:: Passage provided ::
________
Guest poem submitted by Sarah Korah: How about starting a collection of poems on Monday morning blues? Here's a poem which makes me wonder if going going to work is the best way to spend a fine day..
(Poem #1534) Fine Days These fine days have been my ruin. On this kind of day I resigned My job in 'Pious Foundations'. On this kind of day I started to smoke On this kind of day I fell in love On this kind of day I forgot To bring home bread and salt On this kind of day I had a relapse In my versifying disease. These fine days have been my ruin. |
Translated by Bernard Lewis. Prose and practicality win over the whimsical, and I get to work. But the poet's description of his versifying disease and gleefully ruined life make me smile. Yes, even on a Monday morning :-) For the incorrigible, here's the original in Turkish: "Guzel Havalar Beni bu guzel havalar mahvetti, Boyle havada istifa ettim Evkaftaki memuriyetimden. Tutune boyle havafa alistim, Boyle havada asik oldum; Eve ekmekle tuz goturmeyi Boyle havalarda unuttum; Siir yazma hastaligim Hep boyle havalarda nuksetti; Beni bu guzel havalar mahvetti. [Bio] Turkish poet; born, 1914, Istanbul; died, November 14, 1950, Istanbul. Orhan Veli Kanik was one of the founders of the Garip movement in Turkish poetry. In 1941, he and two of his close friends -- Melih Cevdet Anday and Oktay Rifat --burst on the scene with a joint book of poems entitled "Garip" (Strange). Amid much vehement criticism from the traditionalists, the three Garip poets vowed, in a manifesto that appeared in their book, to revolutionize Turkish poetry. They sought, in their own words, "to alter the whole structure from the foundation up. In order to rescue ourselves from the stifling effects of the literatures which have dictated and shaped our tastes and judgements for too many years, we must dump overboard everything that those literatures have taught us. We wish it were possible to dump even language itself, because it threatens our creative efforts by forcing its vocabulary on us when we write poetry." The Garip movement eliminated not only rigid forms and meters but also metaphors, rhymes, conventional diction and stock epithets. Soon free verse and an unlimited range of themes became the rule, while 'aruz' meter and 'the rose and the nightingale' became anachronisms. Orhan Veli was more influenced by the sketch image of the Japanese haiku than by Turkish or conventional Western poetic sources.
________
:: Instructions for the task ::
Copy the Fine Days text from "Guest poem submitted" to "a fine day..", switching "Monday" to "Friday". The data plays no part in this.

[Dataset items]
________
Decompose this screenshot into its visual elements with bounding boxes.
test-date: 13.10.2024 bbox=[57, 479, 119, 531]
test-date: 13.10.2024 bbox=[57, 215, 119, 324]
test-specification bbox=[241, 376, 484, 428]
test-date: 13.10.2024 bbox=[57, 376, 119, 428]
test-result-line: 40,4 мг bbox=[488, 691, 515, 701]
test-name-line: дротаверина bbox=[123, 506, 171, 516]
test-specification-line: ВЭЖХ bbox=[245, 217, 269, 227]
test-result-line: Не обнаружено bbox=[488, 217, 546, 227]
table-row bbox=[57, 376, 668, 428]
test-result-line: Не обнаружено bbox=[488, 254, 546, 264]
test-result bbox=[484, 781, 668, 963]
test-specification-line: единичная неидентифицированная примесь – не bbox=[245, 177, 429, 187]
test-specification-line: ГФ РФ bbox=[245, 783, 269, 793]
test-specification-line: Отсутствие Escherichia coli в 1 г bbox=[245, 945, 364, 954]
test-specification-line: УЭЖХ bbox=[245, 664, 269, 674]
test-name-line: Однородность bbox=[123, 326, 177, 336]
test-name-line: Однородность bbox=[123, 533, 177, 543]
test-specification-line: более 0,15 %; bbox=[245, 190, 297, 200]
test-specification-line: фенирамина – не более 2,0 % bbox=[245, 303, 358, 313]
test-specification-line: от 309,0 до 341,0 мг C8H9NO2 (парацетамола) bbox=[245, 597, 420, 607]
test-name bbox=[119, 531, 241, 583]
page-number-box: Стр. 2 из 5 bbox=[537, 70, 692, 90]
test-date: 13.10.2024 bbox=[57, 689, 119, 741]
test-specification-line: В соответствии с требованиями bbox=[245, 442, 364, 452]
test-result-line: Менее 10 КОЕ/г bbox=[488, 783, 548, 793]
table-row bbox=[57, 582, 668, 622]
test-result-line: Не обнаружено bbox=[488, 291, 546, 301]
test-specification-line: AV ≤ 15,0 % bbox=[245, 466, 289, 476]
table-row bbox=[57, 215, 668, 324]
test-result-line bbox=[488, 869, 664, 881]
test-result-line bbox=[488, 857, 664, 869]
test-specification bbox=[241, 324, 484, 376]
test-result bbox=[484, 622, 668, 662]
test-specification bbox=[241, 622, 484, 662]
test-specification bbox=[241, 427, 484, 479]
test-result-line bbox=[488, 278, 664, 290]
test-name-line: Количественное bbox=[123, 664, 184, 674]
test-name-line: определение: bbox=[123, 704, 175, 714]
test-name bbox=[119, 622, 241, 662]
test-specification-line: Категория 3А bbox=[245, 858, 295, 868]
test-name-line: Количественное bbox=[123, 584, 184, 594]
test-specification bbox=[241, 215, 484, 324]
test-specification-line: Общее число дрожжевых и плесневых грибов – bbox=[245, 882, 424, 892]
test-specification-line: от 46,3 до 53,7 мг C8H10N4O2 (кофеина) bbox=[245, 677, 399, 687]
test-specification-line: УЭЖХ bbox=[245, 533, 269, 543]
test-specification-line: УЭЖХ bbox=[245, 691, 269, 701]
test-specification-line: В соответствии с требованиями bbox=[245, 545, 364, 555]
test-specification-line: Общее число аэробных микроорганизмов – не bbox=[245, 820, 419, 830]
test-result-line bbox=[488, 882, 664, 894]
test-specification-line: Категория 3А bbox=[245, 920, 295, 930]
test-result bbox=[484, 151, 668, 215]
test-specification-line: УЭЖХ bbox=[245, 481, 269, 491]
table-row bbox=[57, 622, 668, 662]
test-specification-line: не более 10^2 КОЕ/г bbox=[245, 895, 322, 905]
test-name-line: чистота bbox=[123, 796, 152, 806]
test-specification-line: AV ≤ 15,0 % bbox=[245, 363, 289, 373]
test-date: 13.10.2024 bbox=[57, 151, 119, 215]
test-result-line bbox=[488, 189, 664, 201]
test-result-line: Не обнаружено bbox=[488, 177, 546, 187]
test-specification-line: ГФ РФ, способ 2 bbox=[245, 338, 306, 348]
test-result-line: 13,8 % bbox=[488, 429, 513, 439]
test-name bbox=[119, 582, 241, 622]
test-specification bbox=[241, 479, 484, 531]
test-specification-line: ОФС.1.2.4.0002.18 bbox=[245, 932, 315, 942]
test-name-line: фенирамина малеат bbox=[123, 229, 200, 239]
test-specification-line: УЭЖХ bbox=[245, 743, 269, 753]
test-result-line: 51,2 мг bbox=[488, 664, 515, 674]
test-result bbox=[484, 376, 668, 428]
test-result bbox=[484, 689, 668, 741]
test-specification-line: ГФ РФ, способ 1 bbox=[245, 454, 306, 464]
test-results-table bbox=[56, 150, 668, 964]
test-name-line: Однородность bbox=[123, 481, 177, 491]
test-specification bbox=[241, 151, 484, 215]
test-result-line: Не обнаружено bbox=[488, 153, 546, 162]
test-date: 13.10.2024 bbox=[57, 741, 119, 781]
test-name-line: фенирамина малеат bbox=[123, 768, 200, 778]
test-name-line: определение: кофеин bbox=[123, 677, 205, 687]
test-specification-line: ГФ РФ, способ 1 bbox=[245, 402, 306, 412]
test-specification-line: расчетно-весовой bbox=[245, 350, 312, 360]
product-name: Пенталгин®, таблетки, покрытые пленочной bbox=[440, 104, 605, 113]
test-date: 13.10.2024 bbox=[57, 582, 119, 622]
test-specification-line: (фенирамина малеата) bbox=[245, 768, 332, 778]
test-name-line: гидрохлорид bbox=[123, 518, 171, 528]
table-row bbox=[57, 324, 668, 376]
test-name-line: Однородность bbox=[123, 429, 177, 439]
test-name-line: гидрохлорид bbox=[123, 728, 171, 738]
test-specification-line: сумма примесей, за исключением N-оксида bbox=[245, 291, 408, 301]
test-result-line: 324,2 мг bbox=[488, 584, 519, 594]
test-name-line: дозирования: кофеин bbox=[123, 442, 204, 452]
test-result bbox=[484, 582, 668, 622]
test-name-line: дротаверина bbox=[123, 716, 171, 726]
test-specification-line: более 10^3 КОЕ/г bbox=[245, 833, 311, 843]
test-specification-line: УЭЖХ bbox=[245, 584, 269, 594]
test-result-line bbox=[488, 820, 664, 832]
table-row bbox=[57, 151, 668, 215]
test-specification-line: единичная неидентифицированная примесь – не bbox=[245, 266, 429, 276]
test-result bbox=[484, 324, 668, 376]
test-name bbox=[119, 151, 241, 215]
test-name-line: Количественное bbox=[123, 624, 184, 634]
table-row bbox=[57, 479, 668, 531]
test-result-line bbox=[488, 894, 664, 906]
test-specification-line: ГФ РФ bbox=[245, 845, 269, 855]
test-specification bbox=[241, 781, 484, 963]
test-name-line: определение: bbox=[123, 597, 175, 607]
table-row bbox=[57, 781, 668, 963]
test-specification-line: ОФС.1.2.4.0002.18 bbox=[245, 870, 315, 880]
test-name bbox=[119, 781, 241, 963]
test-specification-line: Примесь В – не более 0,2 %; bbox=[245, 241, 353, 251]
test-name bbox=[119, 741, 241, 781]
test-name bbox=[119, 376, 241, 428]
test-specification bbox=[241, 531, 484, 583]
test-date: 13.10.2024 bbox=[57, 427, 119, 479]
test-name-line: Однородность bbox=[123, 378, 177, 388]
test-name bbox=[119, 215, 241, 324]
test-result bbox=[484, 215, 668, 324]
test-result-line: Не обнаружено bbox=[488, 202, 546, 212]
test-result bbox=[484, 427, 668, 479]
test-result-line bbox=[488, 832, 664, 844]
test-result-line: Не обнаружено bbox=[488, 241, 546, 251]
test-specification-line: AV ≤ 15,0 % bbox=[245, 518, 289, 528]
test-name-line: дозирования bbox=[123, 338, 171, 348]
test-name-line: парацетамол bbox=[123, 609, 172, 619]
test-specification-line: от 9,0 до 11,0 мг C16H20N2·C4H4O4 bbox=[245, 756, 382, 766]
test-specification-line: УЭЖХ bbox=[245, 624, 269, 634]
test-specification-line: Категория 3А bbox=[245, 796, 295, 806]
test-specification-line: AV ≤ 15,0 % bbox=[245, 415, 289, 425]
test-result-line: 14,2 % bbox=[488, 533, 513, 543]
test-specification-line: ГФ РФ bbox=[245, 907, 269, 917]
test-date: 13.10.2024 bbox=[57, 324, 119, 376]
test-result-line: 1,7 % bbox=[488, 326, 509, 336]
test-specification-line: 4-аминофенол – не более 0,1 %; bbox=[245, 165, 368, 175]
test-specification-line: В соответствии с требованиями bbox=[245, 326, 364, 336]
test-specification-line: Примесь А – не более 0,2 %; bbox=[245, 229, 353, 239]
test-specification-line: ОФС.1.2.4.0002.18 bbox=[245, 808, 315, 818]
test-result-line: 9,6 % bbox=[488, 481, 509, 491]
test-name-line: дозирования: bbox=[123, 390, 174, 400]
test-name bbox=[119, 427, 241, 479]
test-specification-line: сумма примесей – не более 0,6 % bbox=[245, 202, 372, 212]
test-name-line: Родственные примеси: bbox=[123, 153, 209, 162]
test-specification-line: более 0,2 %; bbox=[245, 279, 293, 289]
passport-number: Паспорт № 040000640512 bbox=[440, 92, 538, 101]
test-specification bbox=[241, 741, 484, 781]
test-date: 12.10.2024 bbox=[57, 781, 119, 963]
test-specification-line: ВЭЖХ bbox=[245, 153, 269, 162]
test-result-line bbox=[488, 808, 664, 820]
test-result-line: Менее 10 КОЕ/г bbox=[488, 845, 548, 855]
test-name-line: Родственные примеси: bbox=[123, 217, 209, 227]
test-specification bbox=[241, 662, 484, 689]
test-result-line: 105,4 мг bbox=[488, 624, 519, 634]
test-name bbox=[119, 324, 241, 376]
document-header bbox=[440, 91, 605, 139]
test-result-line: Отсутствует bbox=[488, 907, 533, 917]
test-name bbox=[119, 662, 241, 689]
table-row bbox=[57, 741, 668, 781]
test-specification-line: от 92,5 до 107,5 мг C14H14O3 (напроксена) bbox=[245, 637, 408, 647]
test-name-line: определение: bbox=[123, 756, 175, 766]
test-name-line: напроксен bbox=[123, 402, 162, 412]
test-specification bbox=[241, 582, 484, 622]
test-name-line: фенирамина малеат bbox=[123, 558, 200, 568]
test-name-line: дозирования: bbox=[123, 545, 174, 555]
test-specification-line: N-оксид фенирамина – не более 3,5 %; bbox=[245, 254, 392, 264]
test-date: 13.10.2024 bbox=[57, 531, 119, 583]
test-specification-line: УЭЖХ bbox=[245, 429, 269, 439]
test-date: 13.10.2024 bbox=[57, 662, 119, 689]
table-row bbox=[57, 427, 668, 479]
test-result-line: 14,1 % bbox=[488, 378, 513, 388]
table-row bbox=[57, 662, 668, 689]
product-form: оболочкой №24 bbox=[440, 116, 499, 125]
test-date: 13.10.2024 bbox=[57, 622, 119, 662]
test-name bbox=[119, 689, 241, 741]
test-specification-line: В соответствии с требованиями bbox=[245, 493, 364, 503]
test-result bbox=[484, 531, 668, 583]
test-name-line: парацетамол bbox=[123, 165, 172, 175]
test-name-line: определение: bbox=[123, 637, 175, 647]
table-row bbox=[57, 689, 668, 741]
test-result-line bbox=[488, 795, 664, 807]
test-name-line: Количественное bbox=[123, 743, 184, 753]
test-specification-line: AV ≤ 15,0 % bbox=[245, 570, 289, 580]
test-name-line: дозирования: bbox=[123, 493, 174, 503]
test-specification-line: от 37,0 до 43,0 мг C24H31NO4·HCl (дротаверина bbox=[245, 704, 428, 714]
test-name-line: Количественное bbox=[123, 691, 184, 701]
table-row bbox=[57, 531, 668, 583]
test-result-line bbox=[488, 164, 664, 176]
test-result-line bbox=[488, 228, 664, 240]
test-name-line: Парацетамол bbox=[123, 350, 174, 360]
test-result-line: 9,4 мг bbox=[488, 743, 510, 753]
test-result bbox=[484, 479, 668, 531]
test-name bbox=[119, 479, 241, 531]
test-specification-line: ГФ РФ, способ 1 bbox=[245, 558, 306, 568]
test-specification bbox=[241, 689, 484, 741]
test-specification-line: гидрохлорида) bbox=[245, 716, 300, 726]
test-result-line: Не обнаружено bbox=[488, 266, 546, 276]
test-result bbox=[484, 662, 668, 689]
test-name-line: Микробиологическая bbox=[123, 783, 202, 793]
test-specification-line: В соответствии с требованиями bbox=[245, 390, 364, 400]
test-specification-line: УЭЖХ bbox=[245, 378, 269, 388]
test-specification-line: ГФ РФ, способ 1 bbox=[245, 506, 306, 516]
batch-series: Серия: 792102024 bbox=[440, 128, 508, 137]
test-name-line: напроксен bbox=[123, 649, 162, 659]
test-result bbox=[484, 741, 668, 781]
________
:: Task result ::
Guest poem submitted by Sarah Korah: How about starting a collection of poems on Friday morning blues? Here's a poem which makes me wonder if going going to work is the best way to spend a fine day..